Written problem:
Would you pull out every line of the material that contains the string "PPKn"?

-------------------------

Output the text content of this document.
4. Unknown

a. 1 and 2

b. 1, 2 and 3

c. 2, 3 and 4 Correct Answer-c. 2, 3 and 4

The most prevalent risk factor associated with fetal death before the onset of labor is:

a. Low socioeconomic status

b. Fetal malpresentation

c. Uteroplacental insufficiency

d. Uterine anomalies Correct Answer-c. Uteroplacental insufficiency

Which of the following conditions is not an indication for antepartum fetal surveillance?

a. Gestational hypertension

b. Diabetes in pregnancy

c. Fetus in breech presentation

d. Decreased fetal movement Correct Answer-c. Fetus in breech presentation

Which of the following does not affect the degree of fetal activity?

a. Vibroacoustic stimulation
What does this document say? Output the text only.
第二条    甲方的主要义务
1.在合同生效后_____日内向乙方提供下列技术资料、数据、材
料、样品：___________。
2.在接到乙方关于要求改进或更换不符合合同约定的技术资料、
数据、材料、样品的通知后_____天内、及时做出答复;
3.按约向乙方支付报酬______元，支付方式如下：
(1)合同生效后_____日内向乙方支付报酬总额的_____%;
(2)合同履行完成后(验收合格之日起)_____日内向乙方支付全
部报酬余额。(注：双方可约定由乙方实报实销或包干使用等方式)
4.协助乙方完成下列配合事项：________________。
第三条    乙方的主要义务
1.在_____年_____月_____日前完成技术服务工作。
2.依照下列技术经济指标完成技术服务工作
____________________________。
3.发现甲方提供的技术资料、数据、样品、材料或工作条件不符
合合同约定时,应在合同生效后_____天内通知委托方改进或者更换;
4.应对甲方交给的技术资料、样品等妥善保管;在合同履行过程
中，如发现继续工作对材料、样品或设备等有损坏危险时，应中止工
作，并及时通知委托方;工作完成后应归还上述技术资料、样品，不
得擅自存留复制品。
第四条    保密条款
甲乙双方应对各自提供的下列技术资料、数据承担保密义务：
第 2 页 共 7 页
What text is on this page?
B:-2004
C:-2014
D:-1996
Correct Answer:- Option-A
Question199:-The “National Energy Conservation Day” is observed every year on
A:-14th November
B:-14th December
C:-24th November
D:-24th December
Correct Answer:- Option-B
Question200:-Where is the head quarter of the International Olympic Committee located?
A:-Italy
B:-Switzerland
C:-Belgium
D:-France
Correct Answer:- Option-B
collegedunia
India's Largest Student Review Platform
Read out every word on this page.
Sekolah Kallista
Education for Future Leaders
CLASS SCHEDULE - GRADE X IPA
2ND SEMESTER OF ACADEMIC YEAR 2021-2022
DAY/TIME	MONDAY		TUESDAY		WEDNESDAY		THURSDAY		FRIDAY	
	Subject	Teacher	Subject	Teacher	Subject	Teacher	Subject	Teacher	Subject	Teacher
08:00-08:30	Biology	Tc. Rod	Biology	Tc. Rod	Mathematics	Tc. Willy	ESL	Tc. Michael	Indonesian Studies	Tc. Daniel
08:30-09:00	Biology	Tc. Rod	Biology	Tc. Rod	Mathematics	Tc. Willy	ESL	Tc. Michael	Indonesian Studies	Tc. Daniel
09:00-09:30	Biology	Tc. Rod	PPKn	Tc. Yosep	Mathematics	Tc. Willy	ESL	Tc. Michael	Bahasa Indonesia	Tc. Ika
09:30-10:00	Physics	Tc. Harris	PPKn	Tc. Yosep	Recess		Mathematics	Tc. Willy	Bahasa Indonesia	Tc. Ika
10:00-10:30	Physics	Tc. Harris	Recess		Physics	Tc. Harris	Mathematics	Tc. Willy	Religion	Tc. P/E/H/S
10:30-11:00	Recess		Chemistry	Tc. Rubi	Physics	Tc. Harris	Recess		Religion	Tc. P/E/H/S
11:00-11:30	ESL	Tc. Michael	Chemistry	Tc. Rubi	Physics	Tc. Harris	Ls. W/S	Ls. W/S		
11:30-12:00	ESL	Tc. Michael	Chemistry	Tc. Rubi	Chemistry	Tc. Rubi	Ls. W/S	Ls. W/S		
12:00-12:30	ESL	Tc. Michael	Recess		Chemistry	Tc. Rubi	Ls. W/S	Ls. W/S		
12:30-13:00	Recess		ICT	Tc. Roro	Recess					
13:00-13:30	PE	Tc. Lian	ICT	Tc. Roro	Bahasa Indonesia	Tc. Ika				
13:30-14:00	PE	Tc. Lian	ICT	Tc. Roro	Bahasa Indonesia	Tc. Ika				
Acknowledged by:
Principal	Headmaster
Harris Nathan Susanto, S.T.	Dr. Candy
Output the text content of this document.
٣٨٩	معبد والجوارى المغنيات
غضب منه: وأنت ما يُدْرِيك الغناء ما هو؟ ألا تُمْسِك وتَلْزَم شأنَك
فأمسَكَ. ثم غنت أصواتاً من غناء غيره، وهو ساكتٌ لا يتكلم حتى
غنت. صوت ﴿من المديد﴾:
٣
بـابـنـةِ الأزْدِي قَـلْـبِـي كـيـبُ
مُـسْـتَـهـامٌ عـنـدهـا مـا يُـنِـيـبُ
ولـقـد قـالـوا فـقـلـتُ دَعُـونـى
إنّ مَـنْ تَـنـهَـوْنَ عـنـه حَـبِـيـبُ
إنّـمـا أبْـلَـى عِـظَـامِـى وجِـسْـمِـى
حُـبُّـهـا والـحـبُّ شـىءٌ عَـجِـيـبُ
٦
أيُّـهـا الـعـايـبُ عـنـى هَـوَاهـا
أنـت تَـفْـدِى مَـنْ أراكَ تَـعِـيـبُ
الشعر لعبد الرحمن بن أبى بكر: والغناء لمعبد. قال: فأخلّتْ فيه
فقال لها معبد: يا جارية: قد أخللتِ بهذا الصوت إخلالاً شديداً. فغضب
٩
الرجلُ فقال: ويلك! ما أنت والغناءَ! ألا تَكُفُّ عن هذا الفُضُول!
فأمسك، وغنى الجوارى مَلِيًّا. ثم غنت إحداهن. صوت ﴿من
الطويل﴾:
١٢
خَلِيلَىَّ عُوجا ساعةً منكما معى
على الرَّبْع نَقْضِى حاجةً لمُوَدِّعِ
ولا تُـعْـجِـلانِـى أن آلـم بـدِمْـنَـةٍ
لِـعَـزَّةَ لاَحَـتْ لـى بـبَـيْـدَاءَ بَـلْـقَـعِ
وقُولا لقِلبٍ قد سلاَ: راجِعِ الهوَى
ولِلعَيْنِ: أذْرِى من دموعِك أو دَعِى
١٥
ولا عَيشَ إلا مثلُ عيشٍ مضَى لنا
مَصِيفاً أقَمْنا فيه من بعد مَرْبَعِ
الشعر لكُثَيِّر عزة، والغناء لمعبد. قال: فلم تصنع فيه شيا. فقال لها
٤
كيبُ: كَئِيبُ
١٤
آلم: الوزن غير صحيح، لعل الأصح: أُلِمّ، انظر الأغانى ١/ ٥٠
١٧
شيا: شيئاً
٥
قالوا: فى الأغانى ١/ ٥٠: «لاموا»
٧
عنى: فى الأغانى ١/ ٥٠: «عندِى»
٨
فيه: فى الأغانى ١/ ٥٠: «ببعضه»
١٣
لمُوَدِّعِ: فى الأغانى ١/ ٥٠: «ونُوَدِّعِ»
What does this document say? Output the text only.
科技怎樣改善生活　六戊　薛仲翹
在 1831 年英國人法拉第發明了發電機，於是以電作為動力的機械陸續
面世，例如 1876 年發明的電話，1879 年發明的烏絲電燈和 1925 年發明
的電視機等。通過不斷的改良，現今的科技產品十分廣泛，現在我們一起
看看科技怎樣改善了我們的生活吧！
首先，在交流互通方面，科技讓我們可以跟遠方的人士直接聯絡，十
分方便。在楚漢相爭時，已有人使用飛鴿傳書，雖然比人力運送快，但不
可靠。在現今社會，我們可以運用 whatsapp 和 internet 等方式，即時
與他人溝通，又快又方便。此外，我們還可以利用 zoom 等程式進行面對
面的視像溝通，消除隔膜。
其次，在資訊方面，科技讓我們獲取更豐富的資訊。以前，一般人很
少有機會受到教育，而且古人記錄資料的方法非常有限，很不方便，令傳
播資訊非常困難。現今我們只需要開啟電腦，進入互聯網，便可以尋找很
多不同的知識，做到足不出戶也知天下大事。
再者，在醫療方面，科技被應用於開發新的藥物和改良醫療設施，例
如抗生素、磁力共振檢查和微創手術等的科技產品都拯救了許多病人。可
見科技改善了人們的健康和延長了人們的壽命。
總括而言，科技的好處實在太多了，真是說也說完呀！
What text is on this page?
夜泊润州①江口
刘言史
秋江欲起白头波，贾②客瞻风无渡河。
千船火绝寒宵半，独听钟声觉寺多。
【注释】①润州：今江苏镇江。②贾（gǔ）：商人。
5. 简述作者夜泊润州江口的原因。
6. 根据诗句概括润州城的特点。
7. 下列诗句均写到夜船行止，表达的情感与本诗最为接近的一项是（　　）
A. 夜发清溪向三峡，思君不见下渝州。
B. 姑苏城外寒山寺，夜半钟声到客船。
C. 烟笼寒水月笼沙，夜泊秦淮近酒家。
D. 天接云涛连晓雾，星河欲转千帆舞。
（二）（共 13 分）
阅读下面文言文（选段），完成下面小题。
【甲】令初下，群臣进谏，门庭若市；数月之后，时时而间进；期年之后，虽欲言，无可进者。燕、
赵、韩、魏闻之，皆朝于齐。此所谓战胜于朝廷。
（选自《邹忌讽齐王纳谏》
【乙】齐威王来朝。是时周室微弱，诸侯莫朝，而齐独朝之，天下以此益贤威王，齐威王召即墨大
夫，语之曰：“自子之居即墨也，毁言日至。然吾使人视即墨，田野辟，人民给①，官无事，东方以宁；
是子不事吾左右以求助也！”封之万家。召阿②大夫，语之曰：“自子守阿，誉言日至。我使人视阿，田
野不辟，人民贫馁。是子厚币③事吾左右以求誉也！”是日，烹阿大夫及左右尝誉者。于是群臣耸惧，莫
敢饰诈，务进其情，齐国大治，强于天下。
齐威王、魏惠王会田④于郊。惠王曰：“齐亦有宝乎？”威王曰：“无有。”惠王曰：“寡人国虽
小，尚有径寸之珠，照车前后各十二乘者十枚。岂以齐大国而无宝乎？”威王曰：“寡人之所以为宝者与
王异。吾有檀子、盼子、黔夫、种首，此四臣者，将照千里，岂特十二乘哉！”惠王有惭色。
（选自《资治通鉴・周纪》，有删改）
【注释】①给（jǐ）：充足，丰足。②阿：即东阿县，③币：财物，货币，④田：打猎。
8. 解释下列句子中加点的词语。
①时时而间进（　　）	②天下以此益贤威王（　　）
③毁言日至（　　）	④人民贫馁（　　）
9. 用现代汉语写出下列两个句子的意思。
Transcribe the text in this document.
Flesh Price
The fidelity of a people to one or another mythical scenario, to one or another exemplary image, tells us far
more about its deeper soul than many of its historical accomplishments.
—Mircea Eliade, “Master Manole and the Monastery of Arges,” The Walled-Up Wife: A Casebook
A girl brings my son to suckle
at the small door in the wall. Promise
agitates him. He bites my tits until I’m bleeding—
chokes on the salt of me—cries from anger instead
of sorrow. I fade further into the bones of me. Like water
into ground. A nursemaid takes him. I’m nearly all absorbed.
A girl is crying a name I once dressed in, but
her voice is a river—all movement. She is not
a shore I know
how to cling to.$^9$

-------------------------

Task answer:
09:00-09:30	Biology	Tc. Rod	PPKn	Tc. Yosep	Mathematics	Tc. Willy	ESL	Tc. Michael	Bahasa Indonesia	Tc. Ika
09:30-10:00	Physics	Tc. Harris	PPKn	Tc. Yosep	Recess		Mathematics	Tc. Willy	Bahasa Indonesia	Tc. Ika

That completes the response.